**Extrait fourni:**
-----
Je soutiens que l'aquarelle est la plus aboutie des expressions picturales. Elle est bien supérieure au pastel, à la gouache et tout particulièrement à la peinture à l'huile. De mon temps on chantonnait, et on chantonne peut-être encore : "la peinture à l'huile, c'est bien difficile mais c'est bien plus beau qu'la peinture à l'eau". Je soutiens que c'est là contre -vérité et je vais, de ce pas, vous le démontrer.

Pour peindre à l'huile, il vous faut d'abord revêtir une blouse ou un grand tablier, comme en portent les épiciers ou les charcutiers. Il faut ensuite recouvrir vos cheveux d'un bonnet ou d'une petite calotte, comme celle que porte Pasteur sur les images du grand homme. Il faut ensuite placer devant vous le chevalet bien lourd et bien stable sur lequel repose le châssis de bois portant la toile tendue, le champ qui exprimera votre talent de peintre. Le châssis sera de belle taille car on ne fait pas de petites huiles... D'ailleurs ne dit-on pas de grands personnages que ce sont des "huiles" !

A main gauche, vous porterez la palette de bois couverte de « crottules » colorées : terre d'ombre naturelle, bleu de Prusse, cobalt ou ocre jaune, rouge de cadmium ou laque de garance ou je sais quoi encore dont la couleur réelle ne vous apparaîtra que lorsqu'elle s'étalera sur la toile. A main droite, un jeu de brosses, les unes à longues soies relativement souples, les autres à poils courts et raides, larges comme une incisive, voire plus encore, d'autres enfin de martre, pour peaufiner un détail.

Il vous faudra bien sur le flacon d'huile de lin, celui de térébenthine et le godet pour en faire le mélange et le gobelet à solvant, pour rincer les pinceaux. Et puis le siccatif et je sais quoi encore.Enfin vous n'oublierez pas un grand tabouret sur lequel vous pourrez poser un demie fesse lorsque la station debout alourdira vos jambes.

Ah, j'allais oublier, il vous faut un sujet. Une nature morte, qu'à cela ne tienne, quelques draperies riches en plis, une coupe de fruits et une théière argentée apportant une touche de lumière, agrémenteront l'affaire. Souhaitez -vous faire un nu, un beau nu, aux beaux seins bien dodus et aux jambes d'un galbe harmonieux et si le visage est agréable, cela ne gâtera rien. Votre femme ou votre bonne amie feront- elles l'affaire ? Et si le peintre est du beau sexe, pourra-t-il trouver en son bedonnant mari le modèle idéal ? Et si le paysage vous tente, hormis dans votre jardin, vous voyez-vous partir dans la campagne avec tout l'attirail que je viens d'énumérer ?

Enfin, après tout ce tracas, vous allez pouvoir peindre. Esquisser le sujet, préparer le fond, attendre un peu que sèche la peinture, enfin vient le moment tant espéré où vous déposerez, avec délectation, la première touche, Si la touche vous déplait, un nouvel apport de matière se mélangera à la pâte encore fraiche et ainsi on effacera, on raturera, on remodèlera à souhait. Point de surprise dans cette aventure mais seulement du métier. Le solide métier appris de vos maitres..
-----
**Entrées de données:**
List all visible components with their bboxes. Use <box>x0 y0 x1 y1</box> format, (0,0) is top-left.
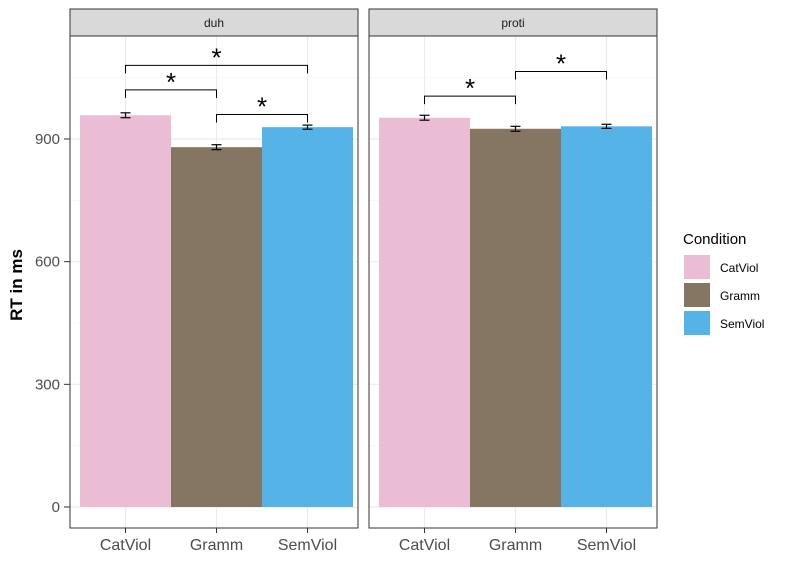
y-tick-label: 600 <box>35 254 60 271</box>
bar-gramm <box>171 147 262 507</box>
legend-label: Gramm <box>720 289 760 303</box>
y-axis-title: RT in ms <box>7 249 26 321</box>
facet-panel-proti: proti ** CatViol Gramm SemViol <box>368 8 658 554</box>
legend-item-catviol: CatViol <box>684 255 758 279</box>
significance-bracket: * <box>424 73 516 105</box>
bar-gramm <box>470 128 561 507</box>
legend-label: CatViol <box>720 261 758 275</box>
legend-key <box>684 311 710 335</box>
significance-bracket: * <box>125 42 308 74</box>
legend-title: Condition <box>683 231 746 248</box>
y-tick-label: 0 <box>52 499 60 516</box>
panel-border <box>69 35 359 529</box>
x-tick-label: Gramm <box>489 537 542 554</box>
bar-semviol <box>561 126 652 507</box>
x-tick-labels: CatViol Gramm SemViol <box>399 528 636 554</box>
facet-strip-label: proti <box>501 16 524 30</box>
significance-label: * <box>211 42 221 72</box>
legend: Condition CatViol Gramm SemViol <box>683 231 764 335</box>
y-tick-label: 300 <box>35 376 60 393</box>
error-bar <box>419 114 430 121</box>
legend-key <box>684 255 710 279</box>
bar-semviol <box>262 127 353 508</box>
facet-panel-duh: duh * * * CatViol Gramm SemViol <box>69 8 359 554</box>
y-tick-label: 900 <box>35 131 60 148</box>
bar-catviol <box>379 117 470 507</box>
legend-item-semviol: SemViol <box>684 311 764 335</box>
bar-catviol <box>80 115 171 507</box>
panel-plot-area: ** <box>368 35 658 529</box>
legend-label: SemViol <box>720 317 764 331</box>
significance-label: * <box>257 91 267 121</box>
significance-bracket: * <box>216 91 308 123</box>
x-tick-label: Gramm <box>190 537 243 554</box>
error-bar <box>120 112 131 119</box>
facet-strip <box>368 8 658 37</box>
panel-plot-area: * * * <box>69 35 359 529</box>
x-tick-label: SemViol <box>278 537 337 554</box>
x-tick-labels: CatViol Gramm SemViol <box>100 528 337 554</box>
error-bar <box>211 144 222 151</box>
error-bar <box>601 123 612 129</box>
legend-item-gramm: Gramm <box>684 283 760 307</box>
facet-strip-label: duh <box>204 16 224 30</box>
significance-bracket: * <box>125 67 217 98</box>
significance-label: * <box>465 73 475 103</box>
y-tick-labels: 0 300 600 900 <box>35 131 70 516</box>
error-bar <box>510 125 521 132</box>
significance-bracket: * <box>515 49 607 80</box>
error-bar <box>302 124 313 130</box>
panel-border <box>368 35 658 529</box>
legend-key <box>684 283 710 307</box>
significance-label: * <box>166 67 176 97</box>
x-tick-label: CatViol <box>100 537 151 554</box>
x-tick-label: SemViol <box>577 537 636 554</box>
significance-label: * <box>556 49 566 79</box>
x-tick-label: CatViol <box>399 537 450 554</box>
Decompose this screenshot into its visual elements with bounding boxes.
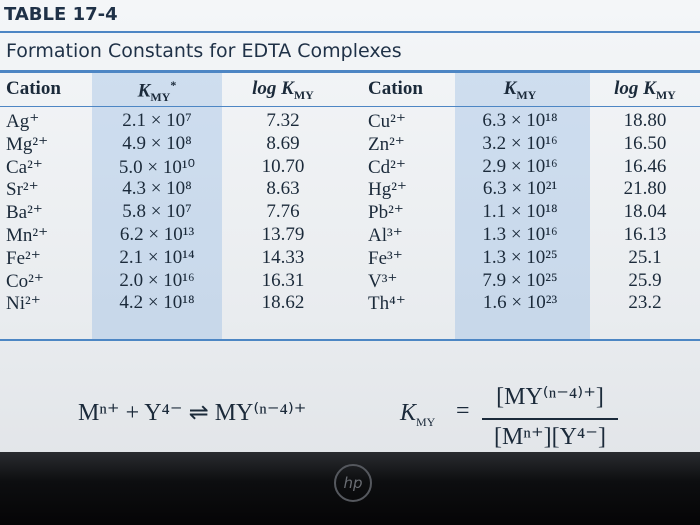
column-header: KMY bbox=[450, 78, 590, 103]
cation: Ni²⁺ bbox=[6, 293, 41, 315]
column-header: Cation bbox=[6, 78, 61, 100]
cation: Al³⁺ bbox=[368, 225, 403, 246]
cation: Mn²⁺ bbox=[6, 225, 49, 246]
symbol-text: log K bbox=[252, 78, 294, 99]
column-header: KMY* bbox=[87, 78, 227, 105]
formation-constant: 1.1 × 10¹⁸ bbox=[482, 201, 558, 223]
formation-constant: 5.0 × 10¹⁰ bbox=[118, 156, 196, 178]
log-constant: 18.62 bbox=[261, 292, 305, 314]
subscript: MY bbox=[516, 87, 537, 102]
log-constant: 25.1 bbox=[628, 246, 662, 268]
formation-constant: 1.6 × 10²³ bbox=[482, 292, 558, 314]
symbol-text: Cation bbox=[368, 78, 423, 99]
log-constant: 23.2 bbox=[628, 292, 662, 314]
reaction: Mⁿ⁺ + Y⁴⁻ ⇌ MY⁽ⁿ⁻⁴⁾⁺ bbox=[78, 400, 307, 426]
log-constant: 16.46 bbox=[623, 155, 667, 177]
fraction-bar bbox=[482, 418, 618, 420]
numerator: [MY⁽ⁿ⁻⁴⁾⁺] bbox=[496, 384, 604, 410]
subscript: MY bbox=[293, 87, 314, 102]
formation-constant: 2.1 × 10¹⁴ bbox=[119, 246, 195, 268]
cation: Hg²⁺ bbox=[368, 179, 407, 201]
log-constant: 18.04 bbox=[623, 201, 667, 223]
symbol-text: K bbox=[137, 80, 151, 102]
header-rule bbox=[0, 70, 700, 73]
cation: Pb²⁺ bbox=[368, 202, 404, 224]
formation-constant: 6.3 × 10¹⁸ bbox=[482, 110, 558, 131]
formation-constant: 2.0 × 10¹⁶ bbox=[119, 269, 195, 291]
symbol-text: K bbox=[503, 78, 517, 99]
column-header: log KMY bbox=[213, 78, 353, 103]
top-rule bbox=[0, 31, 700, 33]
formation-constant: 5.8 × 10⁷ bbox=[122, 201, 192, 223]
subscript: MY bbox=[416, 414, 436, 429]
cation: Cu²⁺ bbox=[368, 111, 406, 132]
log-constant: 7.76 bbox=[266, 201, 300, 223]
column-shade bbox=[92, 73, 222, 339]
relation: = bbox=[456, 398, 470, 424]
formation-constant: 6.2 × 10¹³ bbox=[119, 224, 195, 245]
formation-constant: 2.1 × 10⁷ bbox=[122, 110, 192, 131]
log-constant: 8.63 bbox=[266, 178, 300, 200]
symbol-text: Cation bbox=[6, 78, 61, 99]
log-constant: 13.79 bbox=[261, 224, 305, 245]
cation: Th⁴⁺ bbox=[368, 293, 406, 315]
cation: Fe³⁺ bbox=[368, 247, 403, 269]
log-constant: 7.32 bbox=[266, 110, 300, 131]
log-constant: 16.13 bbox=[623, 224, 667, 245]
cation: Ba²⁺ bbox=[6, 202, 43, 224]
formation-constant: 6.3 × 10²¹ bbox=[482, 178, 558, 200]
table-title: Formation Constants for EDTA Complexes bbox=[6, 40, 402, 62]
cation: Cd²⁺ bbox=[368, 156, 406, 178]
cation: Co²⁺ bbox=[6, 270, 44, 292]
column-header: Cation bbox=[368, 78, 423, 100]
bottom-rule bbox=[0, 339, 700, 341]
header-bottom-rule bbox=[0, 106, 700, 107]
superscript: * bbox=[170, 78, 177, 92]
subscript: MY bbox=[150, 90, 171, 105]
cation: Sr²⁺ bbox=[6, 179, 39, 201]
table-number: TABLE 17-4 bbox=[4, 4, 118, 25]
constant-symbol: KMY bbox=[400, 400, 435, 430]
symbol-text: K bbox=[400, 400, 417, 426]
formation-constant: 4.2 × 10¹⁸ bbox=[119, 292, 195, 314]
log-constant: 14.33 bbox=[261, 246, 305, 268]
log-constant: 10.70 bbox=[261, 155, 305, 177]
formation-constant: 1.3 × 10²⁵ bbox=[482, 246, 558, 268]
formation-constant: 2.9 × 10¹⁶ bbox=[482, 155, 558, 177]
cation: Zn²⁺ bbox=[368, 133, 405, 155]
column-shade bbox=[455, 73, 590, 339]
cation: Fe²⁺ bbox=[6, 247, 41, 269]
formation-constant: 3.2 × 10¹⁶ bbox=[482, 132, 558, 154]
symbol-text: log K bbox=[614, 78, 656, 99]
formation-constant: 7.9 × 10²⁵ bbox=[482, 269, 558, 291]
log-constant: 18.80 bbox=[623, 110, 667, 131]
cation: V³⁺ bbox=[368, 270, 398, 292]
log-constant: 25.9 bbox=[628, 269, 662, 291]
log-constant: 21.80 bbox=[623, 178, 667, 200]
brand-logo: hp bbox=[334, 464, 372, 502]
log-constant: 8.69 bbox=[266, 132, 300, 154]
cation: Ca²⁺ bbox=[6, 156, 43, 178]
formation-constant: 4.9 × 10⁸ bbox=[122, 132, 192, 154]
log-constant: 16.50 bbox=[623, 132, 667, 154]
cation: Mg²⁺ bbox=[6, 133, 49, 155]
subscript: MY bbox=[655, 87, 676, 102]
formation-constant: 1.3 × 10¹⁶ bbox=[482, 224, 558, 245]
column-header: log KMY bbox=[575, 78, 700, 103]
denominator: [Mⁿ⁺][Y⁴⁻] bbox=[494, 424, 606, 450]
log-constant: 16.31 bbox=[261, 269, 305, 291]
formation-constant: 4.3 × 10⁸ bbox=[122, 178, 192, 200]
cation: Ag⁺ bbox=[6, 111, 40, 132]
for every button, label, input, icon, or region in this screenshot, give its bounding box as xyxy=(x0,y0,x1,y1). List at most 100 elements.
-----
**À faire:**
1. Recopiez mot pour mot le passage du texte sur la peinture à l'huile : commencez aux mots "Ah, j'allais oublier, il" et arrêtez-vous après "viens d'énumérer ?".
2. Réécrivez uniquement les lignes des enregistrements qui vont de la ligne contenant "column-header: KMY bbox=[450, 78, 590, 103]" jusqu'à la ligne contenant "log-constant: 18.04 bbox=[623, 201, 667, 223]", ces deux lignes comprises. Remplacez "formation-constant" par "stability-constant" et laissez tout le reste tel quel.

**Réponses dans l'ordre:**
1.
Ah, j'allais oublier, il vous faut un sujet. Une nature morte, qu'à cela ne tienne, quelques draperies riches en plis, une coupe de fruits et une théière argentée apportant une touche de lumière, agrémenteront l'affaire. Souhaitez -vous faire un nu, un beau nu, aux beaux seins bien dodus et aux jambes d'un galbe harmonieux et si le visage est agréable, cela ne gâtera rien. Votre femme ou votre bonne amie feront- elles l'affaire ? Et si le peintre est du beau sexe, pourra-t-il trouver en son bedonnant mari le modèle idéal ? Et si le paysage vous tente, hormis dans votre jardin, vous voyez-vous partir dans la campagne avec tout l'attirail que je viens d'énumérer ?

2.
column-header: KMY bbox=[450, 78, 590, 103]
cation: Ni²⁺ bbox=[6, 293, 41, 315]
column-header: Cation bbox=[6, 78, 61, 100]
cation: Al³⁺ bbox=[368, 225, 403, 246]
cation: Mn²⁺ bbox=[6, 225, 49, 246]
symbol-text: log K bbox=[252, 78, 294, 99]
column-header: KMY* bbox=[87, 78, 227, 105]
stability-constant: 1.1 × 10¹⁸ bbox=[482, 201, 558, 223]
stability-constant: 5.0 × 10¹⁰ bbox=[118, 156, 196, 178]
log-constant: 18.62 bbox=[261, 292, 305, 314]
subscript: MY bbox=[516, 87, 537, 102]
log-constant: 25.1 bbox=[628, 246, 662, 268]
stability-constant: 1.6 × 10²³ bbox=[482, 292, 558, 314]
symbol-text: Cation bbox=[368, 78, 423, 99]
log-constant: 23.2 bbox=[628, 292, 662, 314]
reaction: Mⁿ⁺ + Y⁴⁻ ⇌ MY⁽ⁿ⁻⁴⁾⁺ bbox=[78, 400, 307, 426]
log-constant: 16.46 bbox=[623, 155, 667, 177]
fraction-bar bbox=[482, 418, 618, 420]
numerator: [MY⁽ⁿ⁻⁴⁾⁺] bbox=[496, 384, 604, 410]
subscript: MY bbox=[293, 87, 314, 102]
stability-constant: 2.1 × 10¹⁴ bbox=[119, 246, 195, 268]
cation: Hg²⁺ bbox=[368, 179, 407, 201]
log-constant: 18.04 bbox=[623, 201, 667, 223]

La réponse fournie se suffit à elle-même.